◆ What the exercise asks
Where a line of the material contains the string "граждан", copy that line.

◆ Supplied entries
━━━━━━━━
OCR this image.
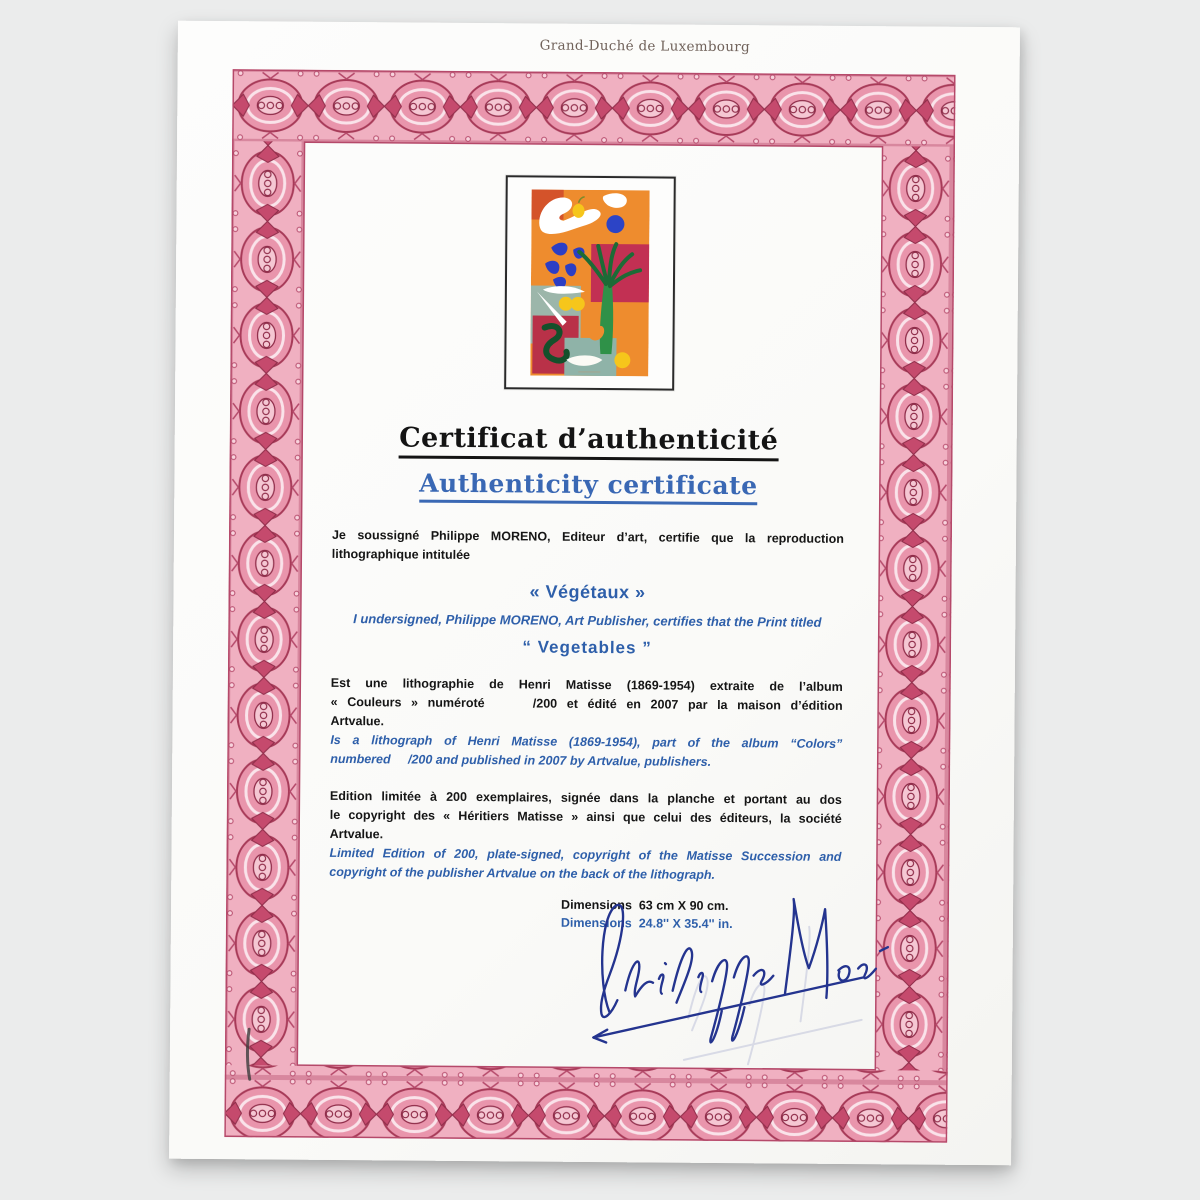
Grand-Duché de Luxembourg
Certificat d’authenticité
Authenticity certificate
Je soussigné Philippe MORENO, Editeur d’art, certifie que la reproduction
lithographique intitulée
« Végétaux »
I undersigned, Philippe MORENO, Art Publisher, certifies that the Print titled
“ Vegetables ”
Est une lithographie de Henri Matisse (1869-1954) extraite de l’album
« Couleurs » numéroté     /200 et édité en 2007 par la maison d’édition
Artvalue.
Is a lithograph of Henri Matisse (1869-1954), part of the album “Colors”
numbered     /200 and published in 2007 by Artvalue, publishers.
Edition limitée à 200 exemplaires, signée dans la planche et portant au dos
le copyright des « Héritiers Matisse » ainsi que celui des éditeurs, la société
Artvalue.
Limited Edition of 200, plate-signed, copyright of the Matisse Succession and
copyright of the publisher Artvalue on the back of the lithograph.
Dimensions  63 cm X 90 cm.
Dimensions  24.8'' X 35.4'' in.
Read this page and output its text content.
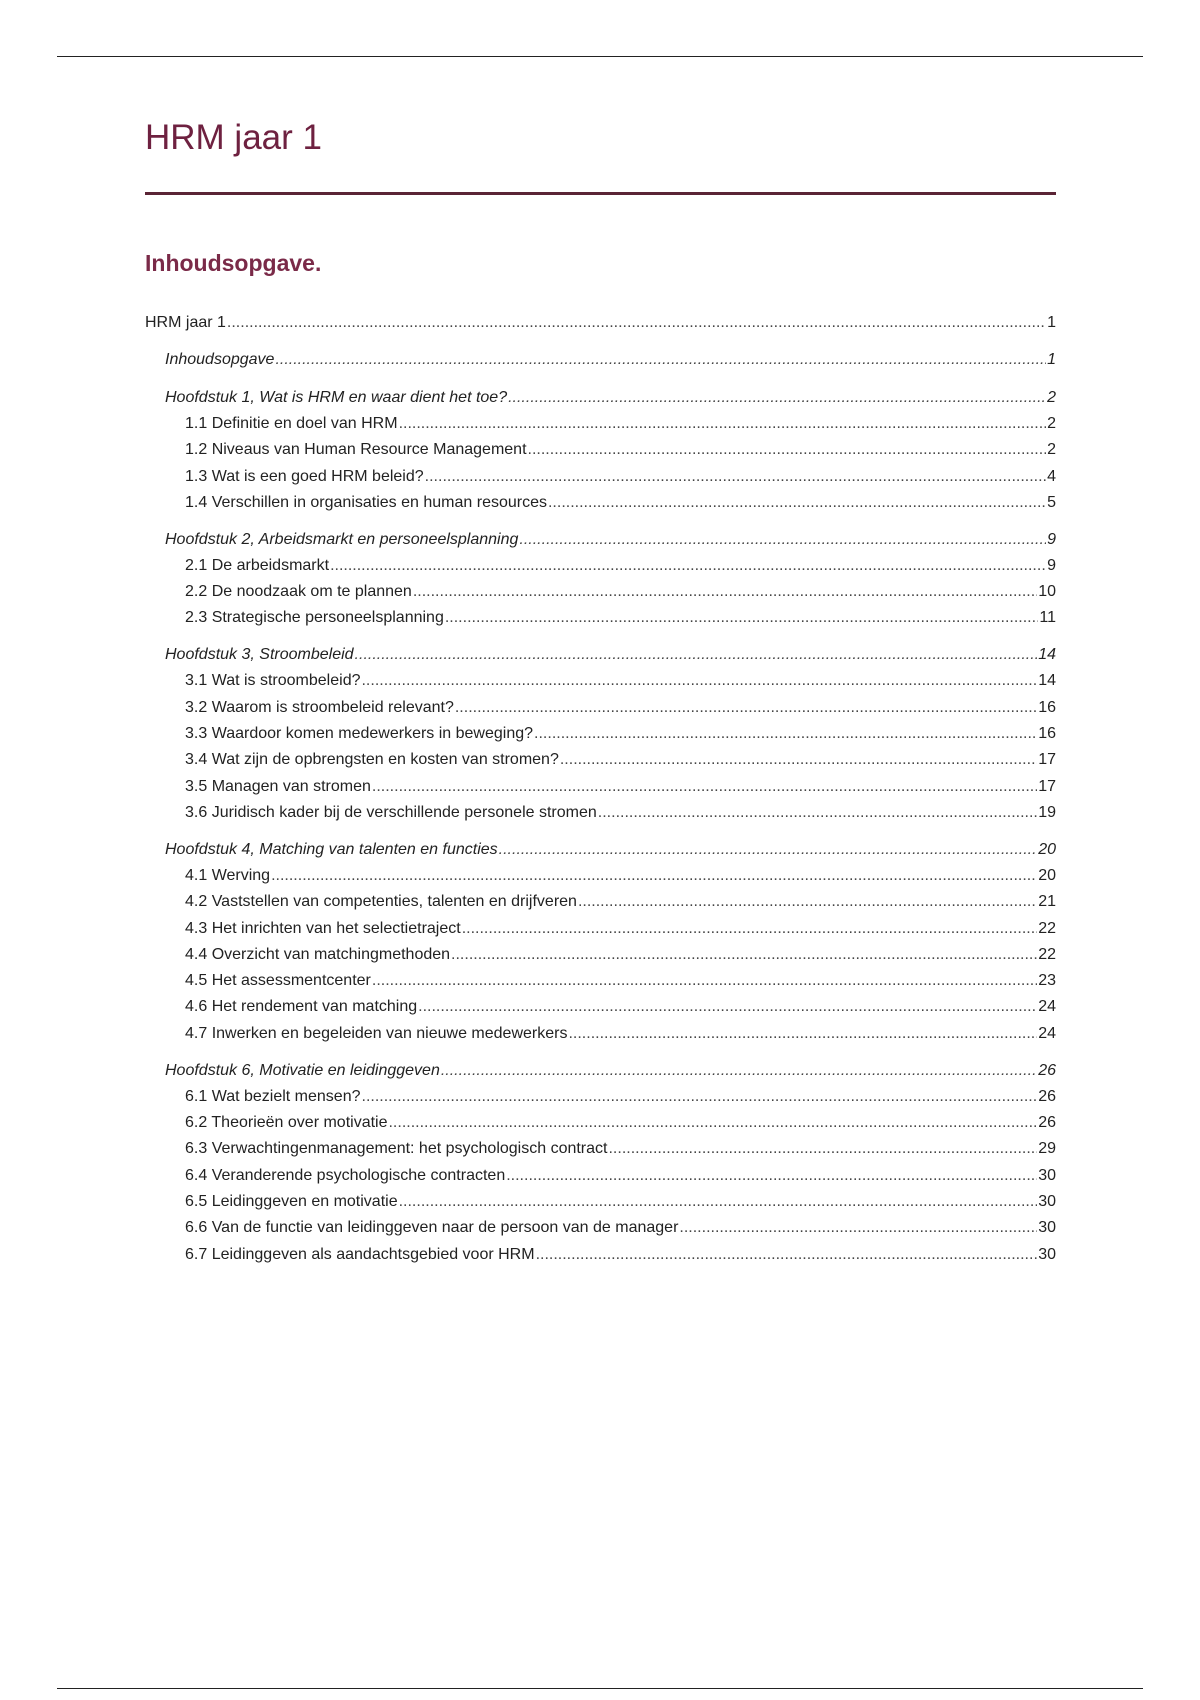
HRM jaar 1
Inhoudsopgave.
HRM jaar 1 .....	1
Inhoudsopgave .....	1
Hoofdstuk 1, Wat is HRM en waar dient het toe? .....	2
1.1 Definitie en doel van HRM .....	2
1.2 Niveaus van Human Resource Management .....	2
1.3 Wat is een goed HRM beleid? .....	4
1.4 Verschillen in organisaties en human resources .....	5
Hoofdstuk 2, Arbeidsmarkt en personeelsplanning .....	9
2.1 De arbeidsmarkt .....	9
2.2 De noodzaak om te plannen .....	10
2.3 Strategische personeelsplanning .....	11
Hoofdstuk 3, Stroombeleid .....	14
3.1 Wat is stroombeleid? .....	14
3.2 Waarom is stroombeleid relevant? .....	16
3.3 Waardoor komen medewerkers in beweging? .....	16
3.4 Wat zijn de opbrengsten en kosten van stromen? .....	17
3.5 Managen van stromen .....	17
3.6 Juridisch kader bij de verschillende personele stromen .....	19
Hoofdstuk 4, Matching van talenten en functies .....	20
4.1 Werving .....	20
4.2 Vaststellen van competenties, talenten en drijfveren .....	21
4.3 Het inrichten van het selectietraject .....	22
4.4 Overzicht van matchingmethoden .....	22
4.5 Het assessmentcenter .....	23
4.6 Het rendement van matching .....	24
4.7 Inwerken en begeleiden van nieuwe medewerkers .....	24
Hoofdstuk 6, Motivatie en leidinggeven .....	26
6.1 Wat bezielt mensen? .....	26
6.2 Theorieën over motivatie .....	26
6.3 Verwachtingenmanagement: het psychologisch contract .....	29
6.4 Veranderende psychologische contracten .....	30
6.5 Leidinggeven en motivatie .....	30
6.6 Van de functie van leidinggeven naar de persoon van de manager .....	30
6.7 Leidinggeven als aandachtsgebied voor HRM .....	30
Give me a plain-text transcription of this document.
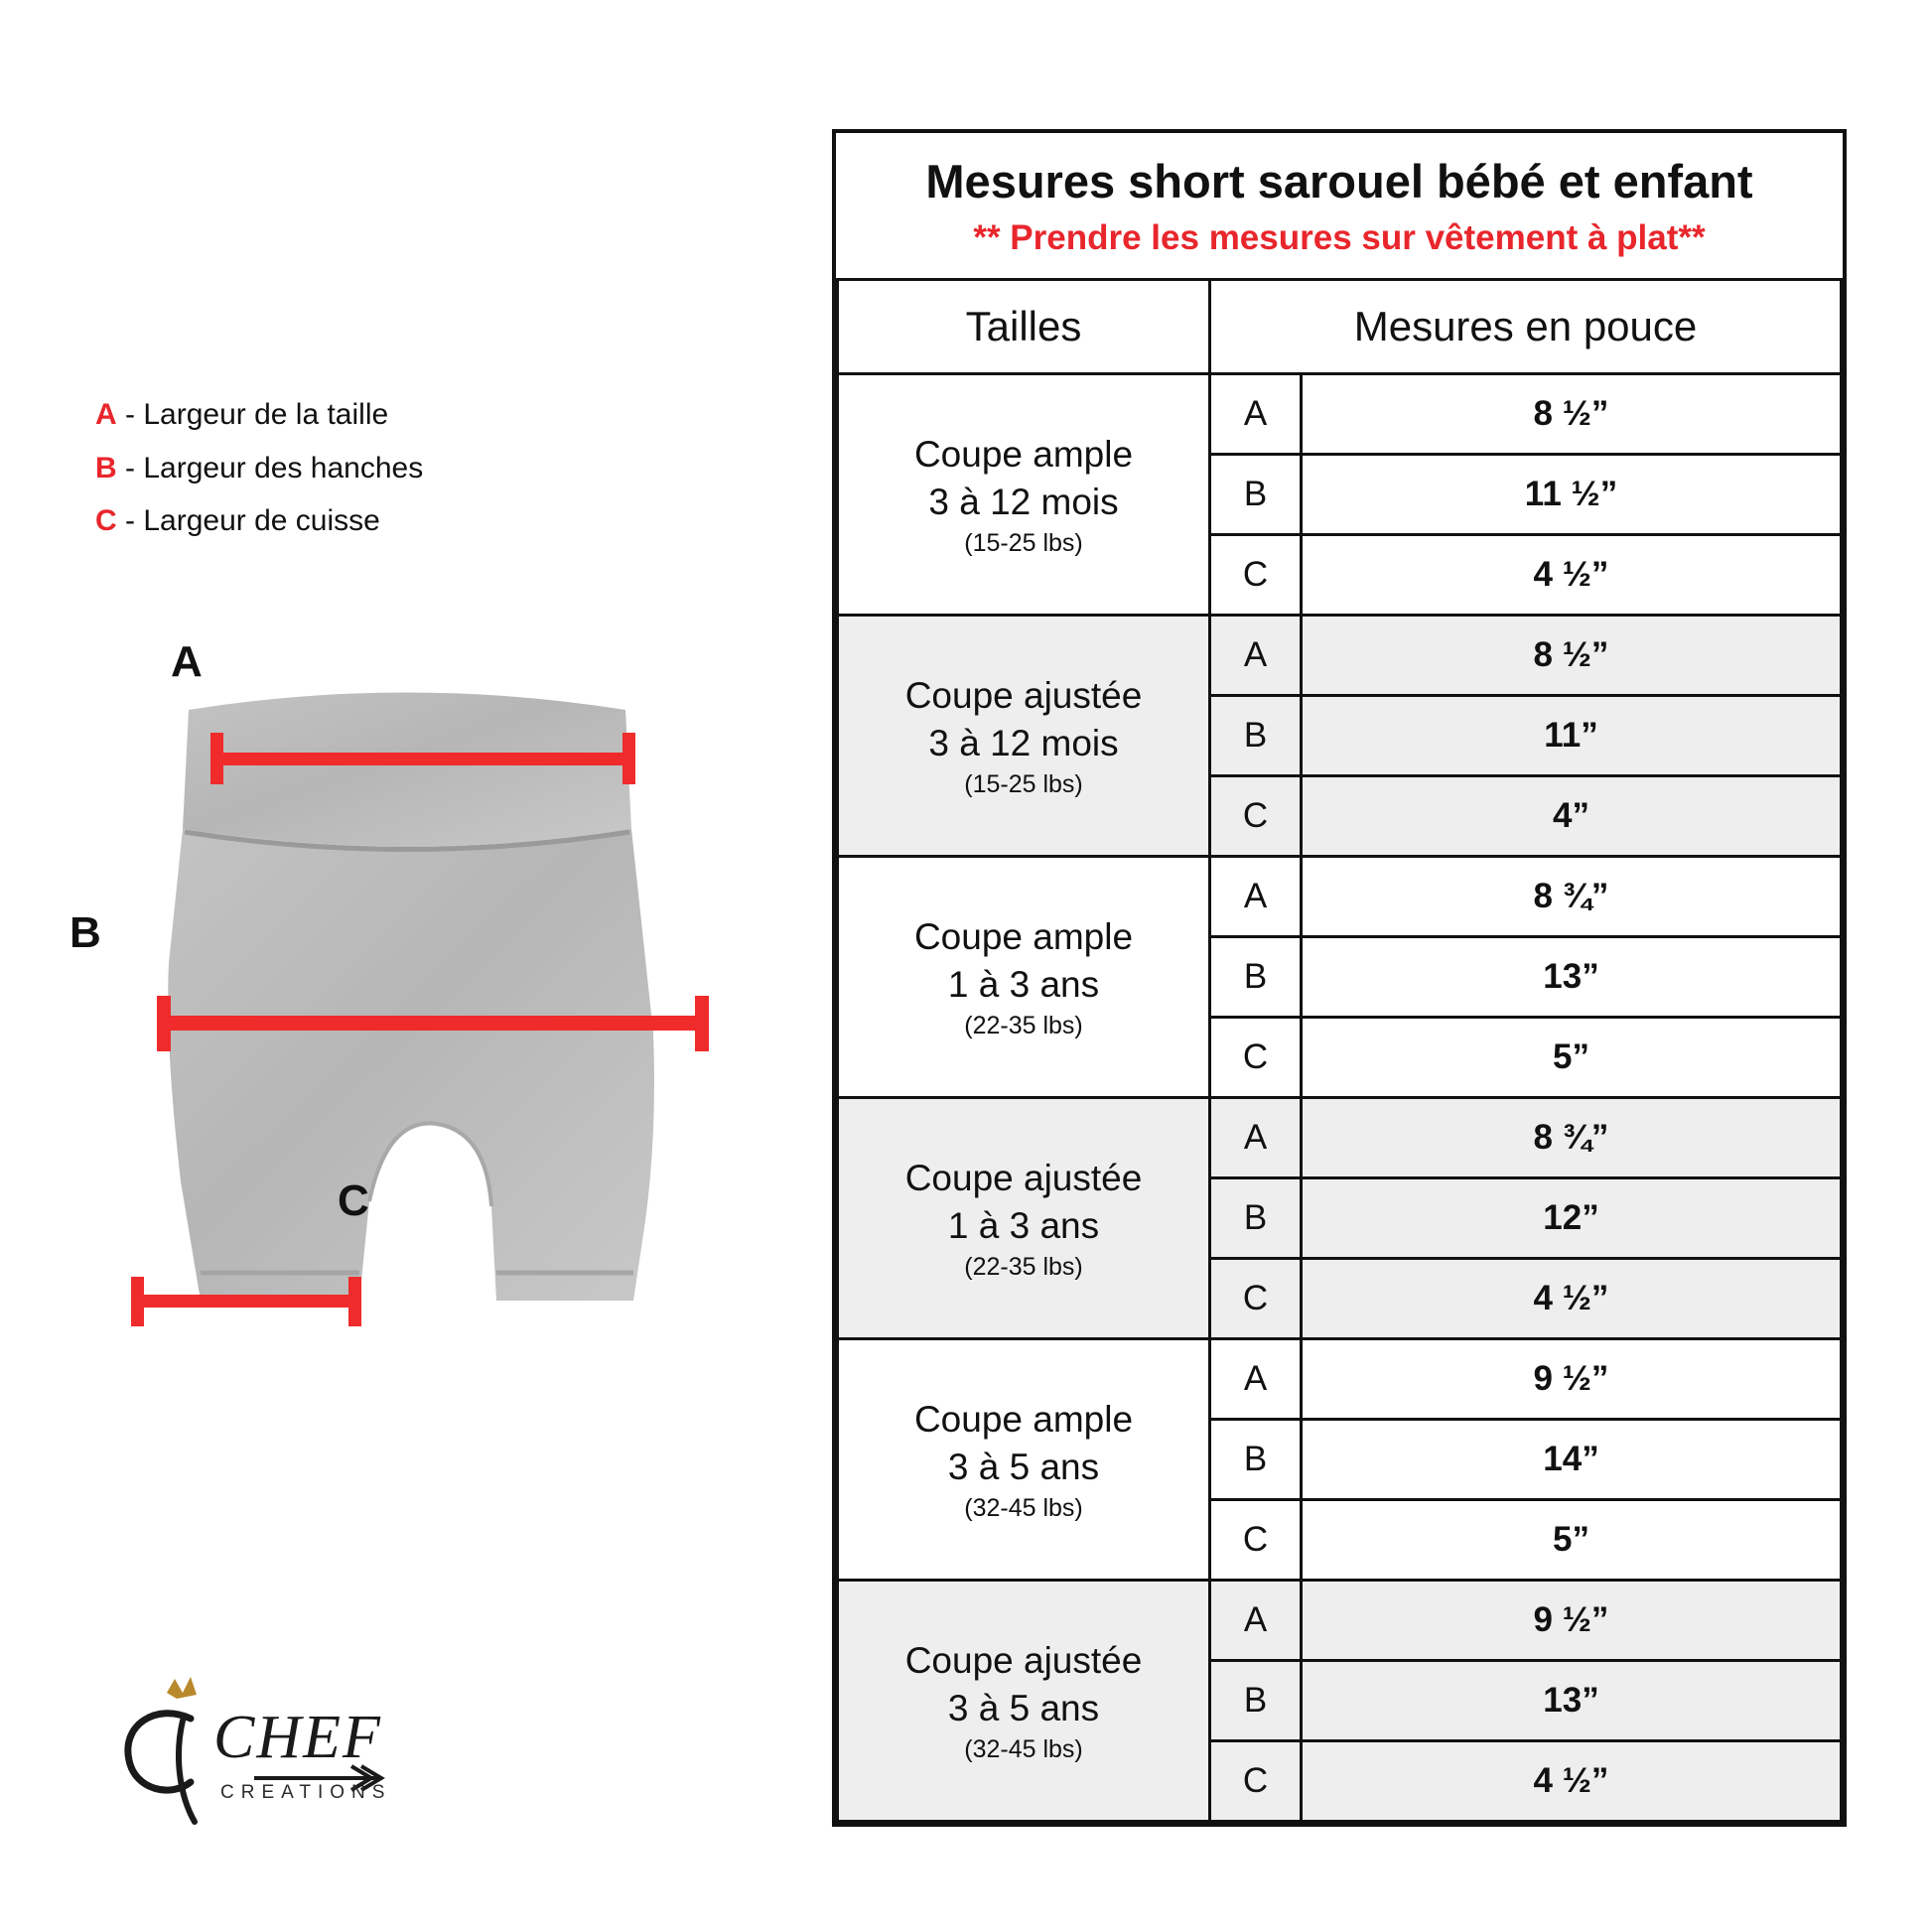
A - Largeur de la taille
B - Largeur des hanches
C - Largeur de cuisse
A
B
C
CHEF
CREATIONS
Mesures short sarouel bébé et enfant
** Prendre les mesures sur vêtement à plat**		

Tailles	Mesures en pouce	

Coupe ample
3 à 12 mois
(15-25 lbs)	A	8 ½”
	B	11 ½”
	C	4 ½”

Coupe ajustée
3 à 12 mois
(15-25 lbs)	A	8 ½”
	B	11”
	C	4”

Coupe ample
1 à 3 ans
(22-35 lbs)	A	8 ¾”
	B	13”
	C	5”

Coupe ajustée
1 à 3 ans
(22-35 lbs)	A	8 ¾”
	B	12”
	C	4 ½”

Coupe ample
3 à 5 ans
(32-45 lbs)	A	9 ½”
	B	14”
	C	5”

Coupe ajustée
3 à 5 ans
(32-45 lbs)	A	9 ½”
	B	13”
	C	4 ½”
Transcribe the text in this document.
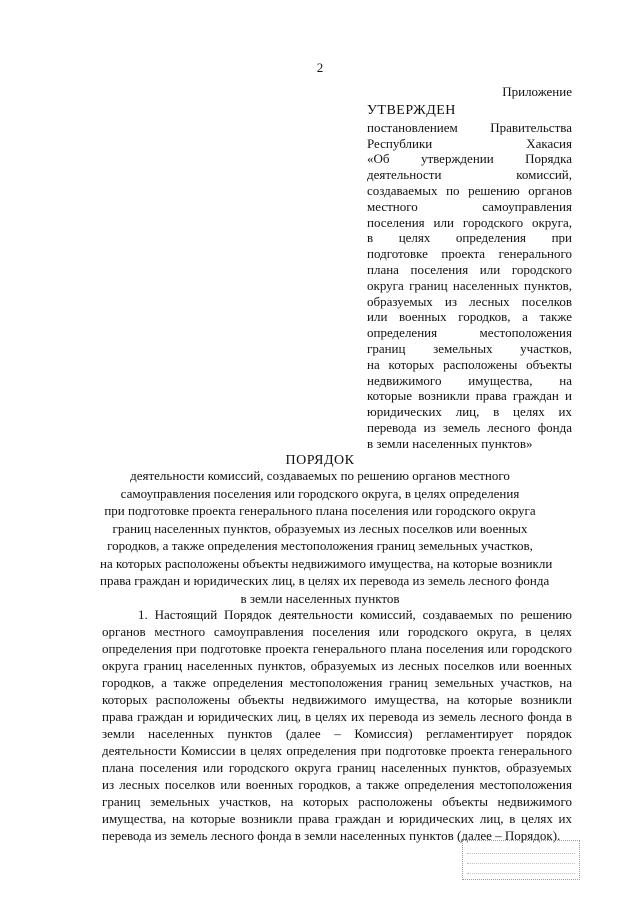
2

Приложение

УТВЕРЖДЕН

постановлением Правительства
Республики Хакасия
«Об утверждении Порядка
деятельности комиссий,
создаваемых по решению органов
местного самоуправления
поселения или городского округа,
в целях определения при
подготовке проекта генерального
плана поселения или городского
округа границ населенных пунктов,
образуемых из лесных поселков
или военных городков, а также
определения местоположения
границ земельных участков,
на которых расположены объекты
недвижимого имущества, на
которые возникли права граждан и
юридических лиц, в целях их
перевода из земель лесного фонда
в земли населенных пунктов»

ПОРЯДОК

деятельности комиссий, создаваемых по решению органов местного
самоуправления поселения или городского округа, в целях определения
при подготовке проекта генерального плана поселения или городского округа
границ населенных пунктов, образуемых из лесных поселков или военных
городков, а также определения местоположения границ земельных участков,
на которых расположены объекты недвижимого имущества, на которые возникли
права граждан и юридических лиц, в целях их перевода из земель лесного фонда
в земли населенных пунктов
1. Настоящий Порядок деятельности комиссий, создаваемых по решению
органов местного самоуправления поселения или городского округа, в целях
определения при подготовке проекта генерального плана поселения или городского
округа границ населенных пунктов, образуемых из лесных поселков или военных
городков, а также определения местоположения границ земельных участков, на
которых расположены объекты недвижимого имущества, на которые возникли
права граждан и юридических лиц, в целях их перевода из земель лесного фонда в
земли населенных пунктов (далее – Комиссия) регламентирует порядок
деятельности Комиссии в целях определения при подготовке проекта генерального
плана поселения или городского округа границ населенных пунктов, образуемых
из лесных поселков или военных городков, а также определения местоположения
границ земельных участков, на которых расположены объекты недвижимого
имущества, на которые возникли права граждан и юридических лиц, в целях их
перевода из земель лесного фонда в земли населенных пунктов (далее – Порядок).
━━━━━━━━
◆ Output of the exercise
которые возникли права граждан и
права граждан и юридических лиц, в целях их перевода из земель лесного фонда
права граждан и юридических лиц, в целях их перевода из земель лесного фонда в
имущества, на которые возникли права граждан и юридических лиц, в целях их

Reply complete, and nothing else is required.